Robert Mitchum—who was born over 100 years ago on August 6—stood 6 ft. 1.5 in. tall (1.86m) and weighed 200 lb. (90.7kg). He didn’t measure up to the behemoth Johnny Cash sings about in Jerry Reed’s song, “A Thing Called Love,” but he was close enough:
“Six-foot-six, he stood on the ground
He weighed two hundred and thirty-five pounds
But I saw that giant of a man brought down to his knees by love.
He was the kind of a man who would gamble on luck
Look you in the eye and never back up
But I saw him cryin’ like a little whipped pup because of love.”
Cash—at 6 ft. 2 in. (1.8m) and 190 lbs. (86.2kg)—may have been singing about himself, but the lines about luck and looking “you in the eye” fit Mitchum to a tee. Where this hunk of beef stood on love is less clear. Was Mitchum ever vulnerable (and if ever he were, what hope would there be for less-formidable specimens of manliness?). As might be expected, there are clues to Mitchum’s romantic sensibility in both his work and what people have said about him.

(Items from a dataset)
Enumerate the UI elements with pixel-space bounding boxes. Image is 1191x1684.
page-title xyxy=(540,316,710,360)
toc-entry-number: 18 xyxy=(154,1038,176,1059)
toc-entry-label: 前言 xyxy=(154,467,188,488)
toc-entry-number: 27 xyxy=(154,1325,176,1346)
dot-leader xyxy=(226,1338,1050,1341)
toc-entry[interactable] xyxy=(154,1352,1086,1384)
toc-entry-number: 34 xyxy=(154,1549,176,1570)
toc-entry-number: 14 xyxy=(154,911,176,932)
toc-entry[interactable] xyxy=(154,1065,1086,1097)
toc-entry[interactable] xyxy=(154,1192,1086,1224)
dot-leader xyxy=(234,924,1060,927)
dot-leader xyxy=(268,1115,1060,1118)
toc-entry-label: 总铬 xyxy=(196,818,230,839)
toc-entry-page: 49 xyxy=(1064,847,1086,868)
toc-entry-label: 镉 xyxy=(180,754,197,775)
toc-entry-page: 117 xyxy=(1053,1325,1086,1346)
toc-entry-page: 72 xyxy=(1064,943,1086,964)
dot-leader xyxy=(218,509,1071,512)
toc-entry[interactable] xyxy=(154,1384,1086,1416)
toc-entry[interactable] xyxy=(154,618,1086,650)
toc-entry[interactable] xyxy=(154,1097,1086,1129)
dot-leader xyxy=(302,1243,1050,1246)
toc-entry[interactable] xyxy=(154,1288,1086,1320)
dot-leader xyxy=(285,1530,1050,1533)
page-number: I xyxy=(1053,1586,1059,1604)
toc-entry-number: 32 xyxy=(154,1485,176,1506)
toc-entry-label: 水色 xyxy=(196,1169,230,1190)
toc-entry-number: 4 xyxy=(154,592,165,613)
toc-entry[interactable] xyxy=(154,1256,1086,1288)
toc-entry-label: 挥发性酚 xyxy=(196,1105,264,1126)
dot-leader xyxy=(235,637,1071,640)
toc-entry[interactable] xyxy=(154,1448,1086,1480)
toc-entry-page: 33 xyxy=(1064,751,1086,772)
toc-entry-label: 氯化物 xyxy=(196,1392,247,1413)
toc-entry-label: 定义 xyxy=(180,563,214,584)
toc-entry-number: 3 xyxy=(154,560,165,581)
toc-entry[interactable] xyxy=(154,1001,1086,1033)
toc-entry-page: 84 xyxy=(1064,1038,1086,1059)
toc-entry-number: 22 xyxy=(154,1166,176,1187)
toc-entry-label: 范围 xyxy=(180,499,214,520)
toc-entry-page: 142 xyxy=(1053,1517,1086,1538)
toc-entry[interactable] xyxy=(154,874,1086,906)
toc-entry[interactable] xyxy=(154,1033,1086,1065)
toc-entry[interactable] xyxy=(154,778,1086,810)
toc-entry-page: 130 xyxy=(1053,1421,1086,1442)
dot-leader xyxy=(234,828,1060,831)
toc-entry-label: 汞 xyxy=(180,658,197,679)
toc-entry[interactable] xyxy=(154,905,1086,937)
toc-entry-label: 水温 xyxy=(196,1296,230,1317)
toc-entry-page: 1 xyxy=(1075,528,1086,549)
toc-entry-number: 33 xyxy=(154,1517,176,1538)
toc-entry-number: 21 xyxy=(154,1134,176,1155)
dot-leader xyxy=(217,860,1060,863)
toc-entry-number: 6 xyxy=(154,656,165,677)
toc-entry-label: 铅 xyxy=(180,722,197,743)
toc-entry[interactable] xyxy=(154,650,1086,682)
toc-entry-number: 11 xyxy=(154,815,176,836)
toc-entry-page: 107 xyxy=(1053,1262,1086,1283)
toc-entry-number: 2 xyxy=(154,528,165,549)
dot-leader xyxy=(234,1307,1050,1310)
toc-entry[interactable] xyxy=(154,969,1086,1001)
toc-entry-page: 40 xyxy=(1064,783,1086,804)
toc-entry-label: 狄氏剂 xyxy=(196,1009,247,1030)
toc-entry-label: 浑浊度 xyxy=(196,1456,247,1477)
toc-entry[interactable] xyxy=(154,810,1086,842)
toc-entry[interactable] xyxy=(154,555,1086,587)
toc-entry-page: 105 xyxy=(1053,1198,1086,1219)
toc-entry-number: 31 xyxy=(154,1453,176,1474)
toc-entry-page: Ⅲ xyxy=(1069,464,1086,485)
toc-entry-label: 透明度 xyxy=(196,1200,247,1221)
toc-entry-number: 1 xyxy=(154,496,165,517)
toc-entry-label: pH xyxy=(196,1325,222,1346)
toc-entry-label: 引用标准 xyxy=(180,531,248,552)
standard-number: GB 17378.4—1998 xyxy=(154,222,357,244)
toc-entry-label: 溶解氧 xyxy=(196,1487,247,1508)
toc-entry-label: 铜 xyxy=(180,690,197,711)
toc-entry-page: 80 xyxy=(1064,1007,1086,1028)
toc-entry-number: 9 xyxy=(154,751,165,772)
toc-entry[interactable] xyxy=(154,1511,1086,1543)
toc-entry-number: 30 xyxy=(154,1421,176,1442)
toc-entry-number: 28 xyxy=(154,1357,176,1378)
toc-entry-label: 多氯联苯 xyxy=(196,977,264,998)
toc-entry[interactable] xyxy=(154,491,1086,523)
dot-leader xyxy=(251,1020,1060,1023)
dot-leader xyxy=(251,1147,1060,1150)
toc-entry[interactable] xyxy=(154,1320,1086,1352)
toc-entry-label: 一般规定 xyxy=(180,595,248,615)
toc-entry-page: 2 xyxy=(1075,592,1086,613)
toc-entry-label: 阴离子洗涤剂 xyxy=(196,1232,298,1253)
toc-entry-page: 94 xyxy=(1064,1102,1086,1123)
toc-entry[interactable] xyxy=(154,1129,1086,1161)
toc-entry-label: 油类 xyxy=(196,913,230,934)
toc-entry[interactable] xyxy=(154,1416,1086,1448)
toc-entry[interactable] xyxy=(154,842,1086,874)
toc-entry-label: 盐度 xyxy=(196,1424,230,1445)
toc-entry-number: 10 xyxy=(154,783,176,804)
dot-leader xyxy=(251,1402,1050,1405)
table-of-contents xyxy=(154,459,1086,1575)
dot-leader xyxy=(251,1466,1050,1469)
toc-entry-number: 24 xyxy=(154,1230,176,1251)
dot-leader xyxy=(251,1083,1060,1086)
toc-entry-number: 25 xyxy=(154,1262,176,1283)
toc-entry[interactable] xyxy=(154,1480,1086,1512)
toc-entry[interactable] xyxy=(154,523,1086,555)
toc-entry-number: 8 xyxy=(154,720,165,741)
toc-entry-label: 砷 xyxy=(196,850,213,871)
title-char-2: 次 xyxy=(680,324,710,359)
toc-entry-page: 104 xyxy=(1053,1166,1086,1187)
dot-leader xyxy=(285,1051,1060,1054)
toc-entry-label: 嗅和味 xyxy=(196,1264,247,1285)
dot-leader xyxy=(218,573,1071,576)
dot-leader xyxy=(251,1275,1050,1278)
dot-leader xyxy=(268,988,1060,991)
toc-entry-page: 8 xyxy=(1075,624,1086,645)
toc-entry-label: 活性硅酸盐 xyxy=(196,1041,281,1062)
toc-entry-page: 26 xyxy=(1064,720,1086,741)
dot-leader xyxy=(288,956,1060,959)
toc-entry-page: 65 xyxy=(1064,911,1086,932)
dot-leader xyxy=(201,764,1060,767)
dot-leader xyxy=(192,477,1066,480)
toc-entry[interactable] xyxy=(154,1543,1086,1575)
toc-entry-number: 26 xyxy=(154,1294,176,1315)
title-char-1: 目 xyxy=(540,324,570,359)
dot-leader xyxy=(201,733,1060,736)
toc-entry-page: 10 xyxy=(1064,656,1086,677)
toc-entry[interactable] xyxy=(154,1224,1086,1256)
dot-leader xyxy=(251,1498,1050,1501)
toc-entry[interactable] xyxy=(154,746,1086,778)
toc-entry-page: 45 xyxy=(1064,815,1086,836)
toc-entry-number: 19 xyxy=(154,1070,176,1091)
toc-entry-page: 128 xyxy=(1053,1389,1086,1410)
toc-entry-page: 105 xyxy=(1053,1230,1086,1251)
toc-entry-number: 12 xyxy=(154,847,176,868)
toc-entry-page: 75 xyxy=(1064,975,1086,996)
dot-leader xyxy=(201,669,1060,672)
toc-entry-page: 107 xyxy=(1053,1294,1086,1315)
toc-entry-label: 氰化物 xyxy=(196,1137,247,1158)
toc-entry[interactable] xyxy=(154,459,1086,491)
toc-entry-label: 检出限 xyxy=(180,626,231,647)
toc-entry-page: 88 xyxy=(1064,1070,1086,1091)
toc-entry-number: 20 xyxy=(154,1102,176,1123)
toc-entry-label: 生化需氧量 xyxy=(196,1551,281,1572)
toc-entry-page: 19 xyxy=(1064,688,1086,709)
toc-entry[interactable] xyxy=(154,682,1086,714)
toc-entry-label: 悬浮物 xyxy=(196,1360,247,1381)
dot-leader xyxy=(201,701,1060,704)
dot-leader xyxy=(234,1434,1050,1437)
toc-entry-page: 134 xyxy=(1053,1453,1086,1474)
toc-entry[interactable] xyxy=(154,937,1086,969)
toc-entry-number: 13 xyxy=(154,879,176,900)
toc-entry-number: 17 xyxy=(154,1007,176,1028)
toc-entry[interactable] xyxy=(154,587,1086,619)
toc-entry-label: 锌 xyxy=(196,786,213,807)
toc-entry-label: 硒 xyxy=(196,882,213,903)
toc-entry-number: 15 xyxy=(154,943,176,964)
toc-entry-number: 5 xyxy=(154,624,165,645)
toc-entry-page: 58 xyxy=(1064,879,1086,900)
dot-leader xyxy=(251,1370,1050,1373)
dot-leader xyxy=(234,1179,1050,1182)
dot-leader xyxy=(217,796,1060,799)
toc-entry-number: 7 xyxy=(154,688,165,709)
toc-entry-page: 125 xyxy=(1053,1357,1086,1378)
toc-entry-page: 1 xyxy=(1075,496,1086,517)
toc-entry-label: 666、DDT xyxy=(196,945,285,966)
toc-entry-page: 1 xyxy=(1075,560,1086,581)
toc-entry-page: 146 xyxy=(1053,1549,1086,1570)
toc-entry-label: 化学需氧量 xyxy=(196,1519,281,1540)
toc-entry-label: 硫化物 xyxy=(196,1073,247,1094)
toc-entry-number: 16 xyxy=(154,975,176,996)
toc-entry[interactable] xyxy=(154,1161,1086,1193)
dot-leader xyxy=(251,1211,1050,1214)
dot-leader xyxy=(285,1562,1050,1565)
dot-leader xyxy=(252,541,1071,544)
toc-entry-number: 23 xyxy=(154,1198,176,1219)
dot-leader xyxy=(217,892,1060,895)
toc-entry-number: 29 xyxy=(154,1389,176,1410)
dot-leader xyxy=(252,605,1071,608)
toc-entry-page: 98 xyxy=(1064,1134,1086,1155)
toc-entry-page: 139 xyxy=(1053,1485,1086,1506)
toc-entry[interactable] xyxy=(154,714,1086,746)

PROBLEM SET:
1. Please echo the records word for word, from the first line of the records through the line that contains "toc-entry-page: 84 xyxy=(1064,1038,1086,1059)", both ends included.
2. Carry on the essay about Robert Mitchum from its last sentence.
The essay on Robert Mitchum and the records are unrelated material.

EXPECTED RESULTS:
1.
Enumerate the UI elements with pixel-space bounding boxes. Image is 1191x1684.
page-title xyxy=(540,316,710,360)
toc-entry-number: 18 xyxy=(154,1038,176,1059)
toc-entry-label: 前言 xyxy=(154,467,188,488)
toc-entry-number: 27 xyxy=(154,1325,176,1346)
dot-leader xyxy=(226,1338,1050,1341)
toc-entry[interactable] xyxy=(154,1352,1086,1384)
toc-entry-number: 34 xyxy=(154,1549,176,1570)
toc-entry-number: 14 xyxy=(154,911,176,932)
toc-entry[interactable] xyxy=(154,1065,1086,1097)
toc-entry[interactable] xyxy=(154,1192,1086,1224)
dot-leader xyxy=(234,924,1060,927)
dot-leader xyxy=(268,1115,1060,1118)
toc-entry-label: 总铬 xyxy=(196,818,230,839)
toc-entry-page: 49 xyxy=(1064,847,1086,868)
toc-entry-label: 镉 xyxy=(180,754,197,775)
toc-entry-page: 117 xyxy=(1053,1325,1086,1346)
toc-entry-page: 72 xyxy=(1064,943,1086,964)
dot-leader xyxy=(218,509,1071,512)
toc-entry[interactable] xyxy=(154,1384,1086,1416)
toc-entry[interactable] xyxy=(154,618,1086,650)
toc-entry[interactable] xyxy=(154,1097,1086,1129)
dot-leader xyxy=(302,1243,1050,1246)
toc-entry[interactable] xyxy=(154,1288,1086,1320)
dot-leader xyxy=(285,1530,1050,1533)
page-number: I xyxy=(1053,1586,1059,1604)
toc-entry-number: 32 xyxy=(154,1485,176,1506)
toc-entry-label: 水色 xyxy=(196,1169,230,1190)
toc-entry-number: 4 xyxy=(154,592,165,613)
toc-entry[interactable] xyxy=(154,1256,1086,1288)
toc-entry-label: 挥发性酚 xyxy=(196,1105,264,1126)
dot-leader xyxy=(235,637,1071,640)
toc-entry[interactable] xyxy=(154,1448,1086,1480)
toc-entry-page: 33 xyxy=(1064,751,1086,772)
toc-entry-label: 氯化物 xyxy=(196,1392,247,1413)
toc-entry-label: 定义 xyxy=(180,563,214,584)
toc-entry-number: 3 xyxy=(154,560,165,581)
toc-entry[interactable] xyxy=(154,1001,1086,1033)
toc-entry-page: 84 xyxy=(1064,1038,1086,1059)

2.
With Jane Greer in Out of the Past

In public, Mitchum exuded the faintly humorous detachment of a cynic who knows that human nature sooner or later makes everyone untrustworthy. He talked disparagingly about his acting career—often in terms of his paychecks—unwilling to admit that some of his movies were art lest he sound pretentious.

“A poet with an ax”

Mitchum, the sometime-brawler and nihilist who could be coarse and boorish in public, may have been a little abashed by his capacity for tenderness, but it leaks out on screen and in acting contemporaries’ anecdotes about him. Nastassja Kinski, 44 years Mitchum’s junior and then involved with Vincent Spano, recalled him coming to her trailer during the filming of Maria’s Lovers (1984), handing her a small ivory elephant, and walking away. The burden of maintaining a macho image may prompt the release of the closeted romantic.

Married for 57 years to the former Dorothy Spence, Mitchum had dalliances of different intensities, but always returned home. He and Shirley MacLaine fell in love when they made Two for the Seesaw (1962). Mitchum biographer Lee Server reports that Mitchum said he felt “deprived” when MacLaine took a week off in Hawaii during the filming.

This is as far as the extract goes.